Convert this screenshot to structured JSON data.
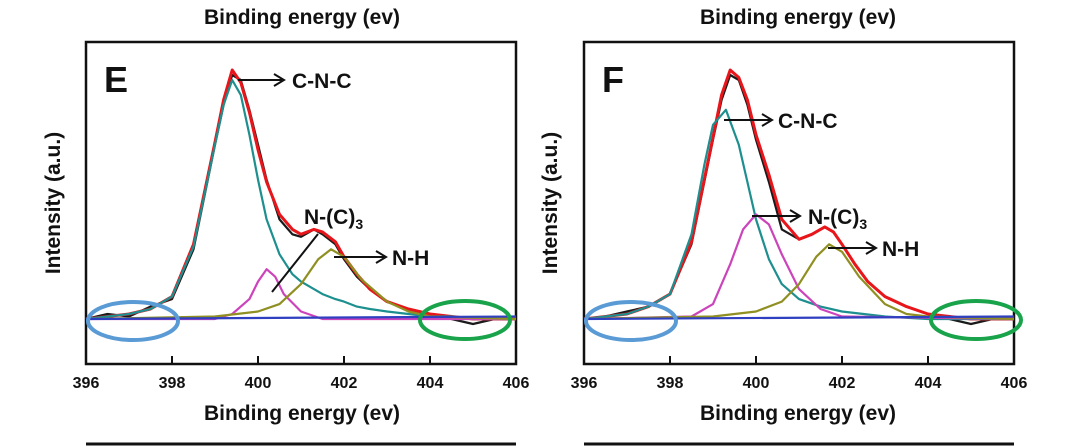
{
  "chart_data": [
    {
      "type": "line",
      "panel_label": "E",
      "top_label": "Binding energy (ev)",
      "xlabel": "Binding energy (ev)",
      "ylabel": "Intensity (a.u.)",
      "xlim": [
        396,
        406
      ],
      "ylim": [
        0,
        1.05
      ],
      "xticks": [
        "396",
        "398",
        "400",
        "402",
        "404",
        "406"
      ],
      "series": [
        {
          "color": "#1a1a1a",
          "x": [
            396,
            396.5,
            397,
            397.5,
            398,
            398.5,
            399,
            399.2,
            399.4,
            399.6,
            399.8,
            400,
            400.2,
            400.5,
            400.8,
            401,
            401.3,
            401.5,
            401.8,
            402,
            402.3,
            402.6,
            403,
            403.5,
            404,
            404.5,
            405,
            405.5,
            406
          ],
          "y": [
            0.0,
            0.02,
            0.01,
            0.05,
            0.08,
            0.28,
            0.7,
            0.86,
            0.98,
            0.96,
            0.84,
            0.7,
            0.56,
            0.4,
            0.34,
            0.33,
            0.36,
            0.34,
            0.3,
            0.24,
            0.17,
            0.12,
            0.07,
            0.04,
            0.02,
            0.0,
            -0.02,
            0.0,
            0.01
          ]
        },
        {
          "color": "#e8151b",
          "x": [
            396,
            396.5,
            397,
            397.5,
            398,
            398.5,
            399,
            399.2,
            399.4,
            399.6,
            399.8,
            400,
            400.2,
            400.5,
            400.8,
            401,
            401.3,
            401.5,
            401.8,
            402,
            402.3,
            402.6,
            403,
            403.5,
            404,
            404.5,
            405,
            405.5,
            406
          ],
          "y": [
            0.0,
            0.01,
            0.02,
            0.04,
            0.09,
            0.3,
            0.71,
            0.88,
            1.0,
            0.95,
            0.83,
            0.68,
            0.55,
            0.42,
            0.36,
            0.34,
            0.36,
            0.35,
            0.31,
            0.25,
            0.18,
            0.12,
            0.07,
            0.04,
            0.02,
            0.01,
            0.0,
            0.0,
            0.0
          ]
        },
        {
          "color": "#1e8f8f",
          "x": [
            396,
            396.5,
            397,
            397.5,
            398,
            398.5,
            399,
            399.2,
            399.4,
            399.6,
            399.8,
            400,
            400.2,
            400.5,
            400.8,
            401,
            401.3,
            401.5,
            401.8,
            402,
            402.3,
            402.6,
            403,
            403.5,
            404,
            404.5,
            405,
            405.5,
            406
          ],
          "y": [
            0.0,
            0.01,
            0.02,
            0.04,
            0.09,
            0.29,
            0.7,
            0.86,
            0.96,
            0.9,
            0.74,
            0.56,
            0.4,
            0.26,
            0.18,
            0.15,
            0.12,
            0.1,
            0.08,
            0.07,
            0.05,
            0.04,
            0.03,
            0.02,
            0.01,
            0.01,
            0.0,
            0.0,
            0.0
          ]
        },
        {
          "color": "#cc44bb",
          "x": [
            396,
            399,
            399.4,
            399.8,
            400,
            400.2,
            400.4,
            400.6,
            401,
            401.5,
            406
          ],
          "y": [
            0.0,
            0.0,
            0.02,
            0.08,
            0.15,
            0.2,
            0.17,
            0.1,
            0.03,
            0.0,
            0.0
          ]
        },
        {
          "color": "#8f8f22",
          "x": [
            396,
            399,
            400,
            400.5,
            401,
            401.4,
            401.7,
            402,
            402.4,
            403,
            403.5,
            404,
            406
          ],
          "y": [
            0.0,
            0.01,
            0.03,
            0.06,
            0.14,
            0.24,
            0.28,
            0.25,
            0.16,
            0.07,
            0.03,
            0.01,
            0.0
          ]
        },
        {
          "color": "#2e3fc0",
          "x": [
            396,
            406
          ],
          "y": [
            0.0,
            0.01
          ]
        }
      ],
      "annotations": [
        "C-N-C",
        "N-(C)3",
        "N-H"
      ]
    },
    {
      "type": "line",
      "panel_label": "F",
      "top_label": "Binding energy (ev)",
      "xlabel": "Binding energy (ev)",
      "ylabel": "Intensity (a.u.)",
      "xlim": [
        396,
        406
      ],
      "ylim": [
        0,
        1.05
      ],
      "xticks": [
        "396",
        "398",
        "400",
        "402",
        "404",
        "406"
      ],
      "series": [
        {
          "color": "#1a1a1a",
          "x": [
            396,
            396.5,
            397,
            397.5,
            398,
            398.5,
            399,
            399.2,
            399.4,
            399.6,
            399.8,
            400,
            400.3,
            400.6,
            401,
            401.3,
            401.6,
            401.8,
            402,
            402.3,
            402.6,
            403,
            403.5,
            404,
            404.5,
            405,
            405.5,
            406
          ],
          "y": [
            0.0,
            0.01,
            0.03,
            0.05,
            0.1,
            0.3,
            0.72,
            0.88,
            0.98,
            0.96,
            0.86,
            0.72,
            0.55,
            0.36,
            0.32,
            0.34,
            0.37,
            0.35,
            0.3,
            0.22,
            0.15,
            0.09,
            0.05,
            0.02,
            0.0,
            -0.02,
            0.0,
            0.01
          ]
        },
        {
          "color": "#e8151b",
          "x": [
            396,
            396.5,
            397,
            397.5,
            398,
            398.5,
            399,
            399.2,
            399.4,
            399.6,
            399.8,
            400,
            400.3,
            400.6,
            401,
            401.3,
            401.6,
            401.8,
            402,
            402.3,
            402.6,
            403,
            403.5,
            404,
            404.5,
            405,
            405.5,
            406
          ],
          "y": [
            0.0,
            0.01,
            0.02,
            0.05,
            0.1,
            0.31,
            0.73,
            0.9,
            1.0,
            0.97,
            0.88,
            0.74,
            0.58,
            0.4,
            0.32,
            0.34,
            0.37,
            0.35,
            0.3,
            0.22,
            0.15,
            0.09,
            0.05,
            0.02,
            0.01,
            0.0,
            0.0,
            0.0
          ]
        },
        {
          "color": "#1e8f8f",
          "x": [
            396,
            396.5,
            397,
            397.5,
            398,
            398.5,
            398.8,
            399,
            399.3,
            399.6,
            399.8,
            400,
            400.3,
            400.6,
            401,
            401.5,
            402,
            402.5,
            403,
            404,
            406
          ],
          "y": [
            0.0,
            0.01,
            0.02,
            0.05,
            0.1,
            0.34,
            0.62,
            0.78,
            0.84,
            0.7,
            0.55,
            0.4,
            0.24,
            0.14,
            0.08,
            0.05,
            0.03,
            0.02,
            0.01,
            0.0,
            0.0
          ]
        },
        {
          "color": "#cc44bb",
          "x": [
            396,
            398.5,
            399,
            399.4,
            399.7,
            400,
            400.3,
            400.6,
            401,
            401.5,
            402,
            406
          ],
          "y": [
            0.0,
            0.01,
            0.06,
            0.22,
            0.36,
            0.42,
            0.38,
            0.26,
            0.12,
            0.04,
            0.01,
            0.0
          ]
        },
        {
          "color": "#8f8f22",
          "x": [
            396,
            399,
            400,
            400.6,
            401,
            401.4,
            401.7,
            402,
            402.4,
            403,
            403.5,
            404,
            406
          ],
          "y": [
            0.0,
            0.01,
            0.03,
            0.07,
            0.14,
            0.25,
            0.3,
            0.27,
            0.17,
            0.06,
            0.02,
            0.01,
            0.0
          ]
        },
        {
          "color": "#2e3fc0",
          "x": [
            396,
            406
          ],
          "y": [
            0.0,
            0.01
          ]
        }
      ],
      "annotations": [
        "C-N-C",
        "N-(C)3",
        "N-H"
      ]
    }
  ],
  "highlight_colors": {
    "left_ellipse": "#5b9bd5",
    "right_ellipse": "#19a34a"
  }
}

================================

• _Goal of the exercise_: Write out the records above exactly as they stand, leaving out every picture.

• _The solution_:
Convert this screenshot to structured JSON data.
{
  "chart_data": [
    {
      "type": "line",
      "panel_label": "E",
      "top_label": "Binding energy (ev)",
      "xlabel": "Binding energy (ev)",
      "ylabel": "Intensity (a.u.)",
      "xlim": [
        396,
        406
      ],
      "ylim": [
        0,
        1.05
      ],
      "xticks": [
        "396",
        "398",
        "400",
        "402",
        "404",
        "406"
      ],
      "series": [
        {
          "color": "#1a1a1a",
          "x": [
            396,
            396.5,
            397,
            397.5,
            398,
            398.5,
            399,
            399.2,
            399.4,
            399.6,
            399.8,
            400,
            400.2,
            400.5,
            400.8,
            401,
            401.3,
            401.5,
            401.8,
            402,
            402.3,
            402.6,
            403,
            403.5,
            404,
            404.5,
            405,
            405.5,
            406
          ],
          "y": [
            0.0,
            0.02,
            0.01,
            0.05,
            0.08,
            0.28,
            0.7,
            0.86,
            0.98,
            0.96,
            0.84,
            0.7,
            0.56,
            0.4,
            0.34,
            0.33,
            0.36,
            0.34,
            0.3,
            0.24,
            0.17,
            0.12,
            0.07,
            0.04,
            0.02,
            0.0,
            -0.02,
            0.0,
            0.01
          ]
        },
        {
          "color": "#e8151b",
          "x": [
            396,
            396.5,
            397,
            397.5,
            398,
            398.5,
            399,
            399.2,
            399.4,
            399.6,
            399.8,
            400,
            400.2,
            400.5,
            400.8,
            401,
            401.3,
            401.5,
            401.8,
            402,
            402.3,
            402.6,
            403,
            403.5,
            404,
            404.5,
            405,
            405.5,
            406
          ],
          "y": [
            0.0,
            0.01,
            0.02,
            0.04,
            0.09,
            0.3,
            0.71,
            0.88,
            1.0,
            0.95,
            0.83,
            0.68,
            0.55,
            0.42,
            0.36,
            0.34,
            0.36,
            0.35,
            0.31,
            0.25,
            0.18,
            0.12,
            0.07,
            0.04,
            0.02,
            0.01,
            0.0,
            0.0,
            0.0
          ]
        },
        {
          "color": "#1e8f8f",
          "x": [
            396,
            396.5,
            397,
            397.5,
            398,
            398.5,
            399,
            399.2,
            399.4,
            399.6,
            399.8,
            400,
            400.2,
            400.5,
            400.8,
            401,
            401.3,
            401.5,
            401.8,
            402,
            402.3,
            402.6,
            403,
            403.5,
            404,
            404.5,
            405,
            405.5,
            406
          ],
          "y": [
            0.0,
            0.01,
            0.02,
            0.04,
            0.09,
            0.29,
            0.7,
            0.86,
            0.96,
            0.9,
            0.74,
            0.56,
            0.4,
            0.26,
            0.18,
            0.15,
            0.12,
            0.1,
            0.08,
            0.07,
            0.05,
            0.04,
            0.03,
            0.02,
            0.01,
            0.01,
            0.0,
            0.0,
            0.0
          ]
        },
        {
          "color": "#cc44bb",
          "x": [
            396,
            399,
            399.4,
            399.8,
            400,
            400.2,
            400.4,
            400.6,
            401,
            401.5,
            406
          ],
          "y": [
            0.0,
            0.0,
            0.02,
            0.08,
            0.15,
            0.2,
            0.17,
            0.1,
            0.03,
            0.0,
            0.0
          ]
        },
        {
          "color": "#8f8f22",
          "x": [
            396,
            399,
            400,
            400.5,
            401,
            401.4,
            401.7,
            402,
            402.4,
            403,
            403.5,
            404,
            406
          ],
          "y": [
            0.0,
            0.01,
            0.03,
            0.06,
            0.14,
            0.24,
            0.28,
            0.25,
            0.16,
            0.07,
            0.03,
            0.01,
            0.0
          ]
        },
        {
          "color": "#2e3fc0",
          "x": [
            396,
            406
          ],
          "y": [
            0.0,
            0.01
          ]
        }
      ],
      "annotations": [
        "C-N-C",
        "N-(C)3",
        "N-H"
      ]
    },
    {
      "type": "line",
      "panel_label": "F",
      "top_label": "Binding energy (ev)",
      "xlabel": "Binding energy (ev)",
      "ylabel": "Intensity (a.u.)",
      "xlim": [
        396,
        406
      ],
      "ylim": [
        0,
        1.05
      ],
      "xticks": [
        "396",
        "398",
        "400",
        "402",
        "404",
        "406"
      ],
      "series": [
        {
          "color": "#1a1a1a",
          "x": [
            396,
            396.5,
            397,
            397.5,
            398,
            398.5,
            399,
            399.2,
            399.4,
            399.6,
            399.8,
            400,
            400.3,
            400.6,
            401,
            401.3,
            401.6,
            401.8,
            402,
            402.3,
            402.6,
            403,
            403.5,
            404,
            404.5,
            405,
            405.5,
            406
          ],
          "y": [
            0.0,
            0.01,
            0.03,
            0.05,
            0.1,
            0.3,
            0.72,
            0.88,
            0.98,
            0.96,
            0.86,
            0.72,
            0.55,
            0.36,
            0.32,
            0.34,
            0.37,
            0.35,
            0.3,
            0.22,
            0.15,
            0.09,
            0.05,
            0.02,
            0.0,
            -0.02,
            0.0,
            0.01
          ]
        },
        {
          "color": "#e8151b",
          "x": [
            396,
            396.5,
            397,
            397.5,
            398,
            398.5,
            399,
            399.2,
            399.4,
            399.6,
            399.8,
            400,
            400.3,
            400.6,
            401,
            401.3,
            401.6,
            401.8,
            402,
            402.3,
            402.6,
            403,
            403.5,
            404,
            404.5,
            405,
            405.5,
            406
          ],
          "y": [
            0.0,
            0.01,
            0.02,
            0.05,
            0.1,
            0.31,
            0.73,
            0.9,
            1.0,
            0.97,
            0.88,
            0.74,
            0.58,
            0.4,
            0.32,
            0.34,
            0.37,
            0.35,
            0.3,
            0.22,
            0.15,
            0.09,
            0.05,
            0.02,
            0.01,
            0.0,
            0.0,
            0.0
          ]
        },
        {
          "color": "#1e8f8f",
          "x": [
            396,
            396.5,
            397,
            397.5,
            398,
            398.5,
            398.8,
            399,
            399.3,
            399.6,
            399.8,
            400,
            400.3,
            400.6,
            401,
            401.5,
            402,
            402.5,
            403,
            404,
            406
          ],
          "y": [
            0.0,
            0.01,
            0.02,
            0.05,
            0.1,
            0.34,
            0.62,
            0.78,
            0.84,
            0.7,
            0.55,
            0.4,
            0.24,
            0.14,
            0.08,
            0.05,
            0.03,
            0.02,
            0.01,
            0.0,
            0.0
          ]
        },
        {
          "color": "#cc44bb",
          "x": [
            396,
            398.5,
            399,
            399.4,
            399.7,
            400,
            400.3,
            400.6,
            401,
            401.5,
            402,
            406
          ],
          "y": [
            0.0,
            0.01,
            0.06,
            0.22,
            0.36,
            0.42,
            0.38,
            0.26,
            0.12,
            0.04,
            0.01,
            0.0
          ]
        },
        {
          "color": "#8f8f22",
          "x": [
            396,
            399,
            400,
            400.6,
            401,
            401.4,
            401.7,
            402,
            402.4,
            403,
            403.5,
            404,
            406
          ],
          "y": [
            0.0,
            0.01,
            0.03,
            0.07,
            0.14,
            0.25,
            0.3,
            0.27,
            0.17,
            0.06,
            0.02,
            0.01,
            0.0
          ]
        },
        {
          "color": "#2e3fc0",
          "x": [
            396,
            406
          ],
          "y": [
            0.0,
            0.01
          ]
        }
      ],
      "annotations": [
        "C-N-C",
        "N-(C)3",
        "N-H"
      ]
    }
  ],
  "highlight_colors": {
    "left_ellipse": "#5b9bd5",
    "right_ellipse": "#19a34a"
  }
}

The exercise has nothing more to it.